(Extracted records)

==============================

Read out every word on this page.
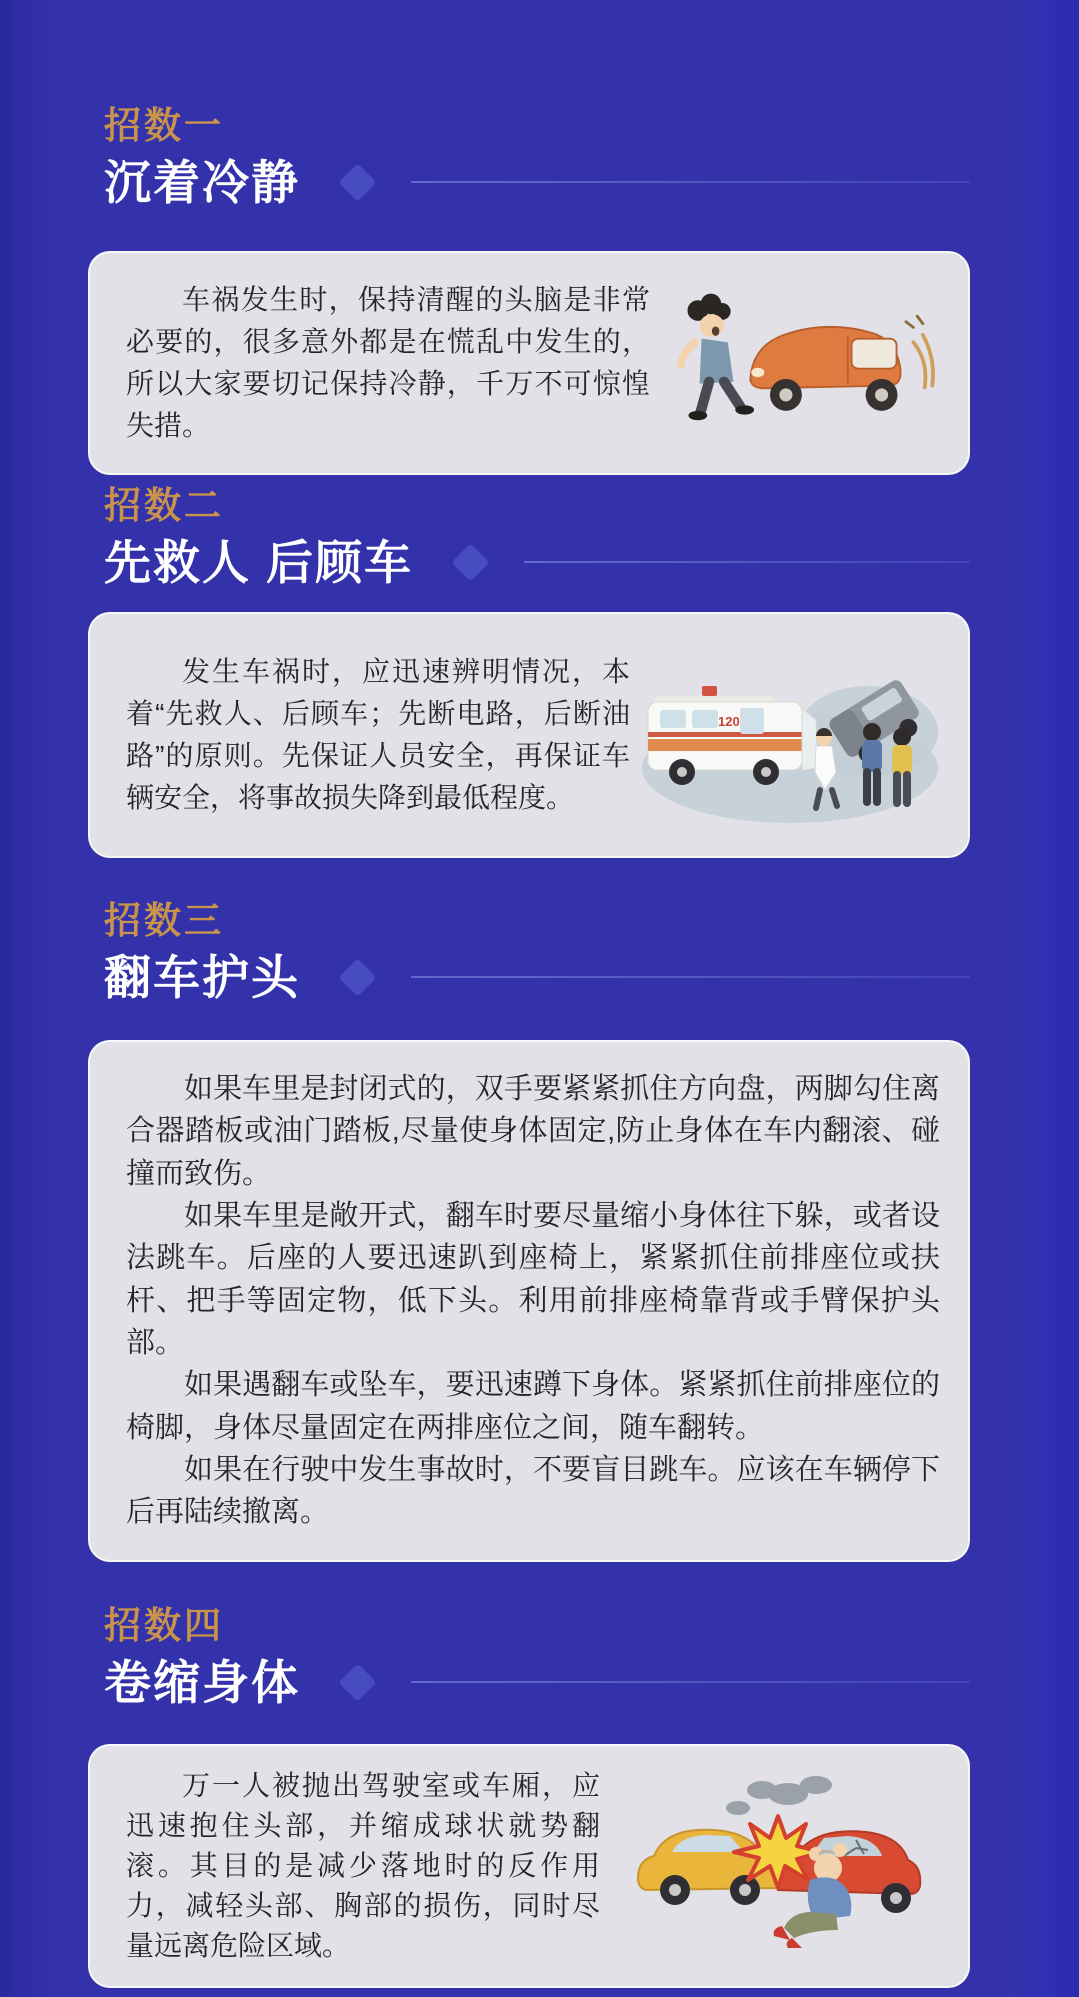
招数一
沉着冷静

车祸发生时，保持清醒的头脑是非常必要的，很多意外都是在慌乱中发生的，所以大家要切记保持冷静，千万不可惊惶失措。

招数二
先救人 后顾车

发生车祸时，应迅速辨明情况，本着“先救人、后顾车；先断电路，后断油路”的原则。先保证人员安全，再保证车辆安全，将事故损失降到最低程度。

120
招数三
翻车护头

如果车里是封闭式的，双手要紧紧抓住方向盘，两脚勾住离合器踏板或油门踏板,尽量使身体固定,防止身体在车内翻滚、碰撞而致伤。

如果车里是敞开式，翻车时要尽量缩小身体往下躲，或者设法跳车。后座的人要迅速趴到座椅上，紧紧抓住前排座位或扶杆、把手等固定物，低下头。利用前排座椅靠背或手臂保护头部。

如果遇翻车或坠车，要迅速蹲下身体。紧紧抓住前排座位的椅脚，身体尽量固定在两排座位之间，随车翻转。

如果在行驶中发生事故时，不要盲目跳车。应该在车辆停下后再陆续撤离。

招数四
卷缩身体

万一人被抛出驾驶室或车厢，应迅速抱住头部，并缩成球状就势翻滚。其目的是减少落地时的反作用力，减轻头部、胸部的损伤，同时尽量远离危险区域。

==============================

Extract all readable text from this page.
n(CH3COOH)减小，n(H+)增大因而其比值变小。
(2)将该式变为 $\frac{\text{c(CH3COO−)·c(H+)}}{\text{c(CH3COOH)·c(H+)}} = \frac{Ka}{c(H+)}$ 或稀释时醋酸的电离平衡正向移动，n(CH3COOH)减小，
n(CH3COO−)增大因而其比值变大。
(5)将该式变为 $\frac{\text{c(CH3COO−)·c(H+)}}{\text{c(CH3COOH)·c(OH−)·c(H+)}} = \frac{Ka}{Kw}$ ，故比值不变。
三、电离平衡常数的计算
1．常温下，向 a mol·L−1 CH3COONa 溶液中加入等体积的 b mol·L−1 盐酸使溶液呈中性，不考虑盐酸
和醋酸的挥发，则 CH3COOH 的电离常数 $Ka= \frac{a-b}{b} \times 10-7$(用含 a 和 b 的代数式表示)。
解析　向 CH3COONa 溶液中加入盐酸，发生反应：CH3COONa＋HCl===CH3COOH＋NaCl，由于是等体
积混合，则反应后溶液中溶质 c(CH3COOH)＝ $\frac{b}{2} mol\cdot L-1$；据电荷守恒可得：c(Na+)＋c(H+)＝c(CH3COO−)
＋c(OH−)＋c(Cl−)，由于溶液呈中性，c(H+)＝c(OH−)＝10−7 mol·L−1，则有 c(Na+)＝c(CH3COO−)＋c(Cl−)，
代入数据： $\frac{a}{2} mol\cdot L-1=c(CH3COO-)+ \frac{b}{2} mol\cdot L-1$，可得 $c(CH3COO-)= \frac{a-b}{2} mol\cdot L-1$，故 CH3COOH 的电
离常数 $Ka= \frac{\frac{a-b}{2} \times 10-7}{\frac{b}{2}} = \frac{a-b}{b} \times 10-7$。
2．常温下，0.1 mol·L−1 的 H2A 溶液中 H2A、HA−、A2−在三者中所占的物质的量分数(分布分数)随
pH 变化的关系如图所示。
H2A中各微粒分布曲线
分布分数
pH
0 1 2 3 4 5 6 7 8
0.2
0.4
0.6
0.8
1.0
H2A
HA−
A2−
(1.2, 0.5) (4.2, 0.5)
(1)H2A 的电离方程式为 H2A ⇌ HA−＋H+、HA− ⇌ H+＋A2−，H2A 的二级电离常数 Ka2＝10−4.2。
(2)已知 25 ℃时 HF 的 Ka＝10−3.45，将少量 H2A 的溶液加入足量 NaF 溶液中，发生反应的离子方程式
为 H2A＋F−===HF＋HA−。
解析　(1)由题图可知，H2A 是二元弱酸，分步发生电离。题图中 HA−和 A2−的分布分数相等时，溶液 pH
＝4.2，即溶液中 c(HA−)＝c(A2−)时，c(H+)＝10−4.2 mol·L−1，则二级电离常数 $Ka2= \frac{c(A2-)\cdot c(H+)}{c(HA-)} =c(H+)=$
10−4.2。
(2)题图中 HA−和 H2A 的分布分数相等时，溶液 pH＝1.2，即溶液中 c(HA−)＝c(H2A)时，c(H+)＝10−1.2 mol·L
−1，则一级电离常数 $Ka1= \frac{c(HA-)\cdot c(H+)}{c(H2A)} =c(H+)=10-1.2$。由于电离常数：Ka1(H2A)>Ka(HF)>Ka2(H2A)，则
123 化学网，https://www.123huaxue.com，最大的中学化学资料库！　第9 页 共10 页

==============================

Look through the data and gather every line with the string "page" in it.

Read out every word on this page.
Extract all readable text from this page.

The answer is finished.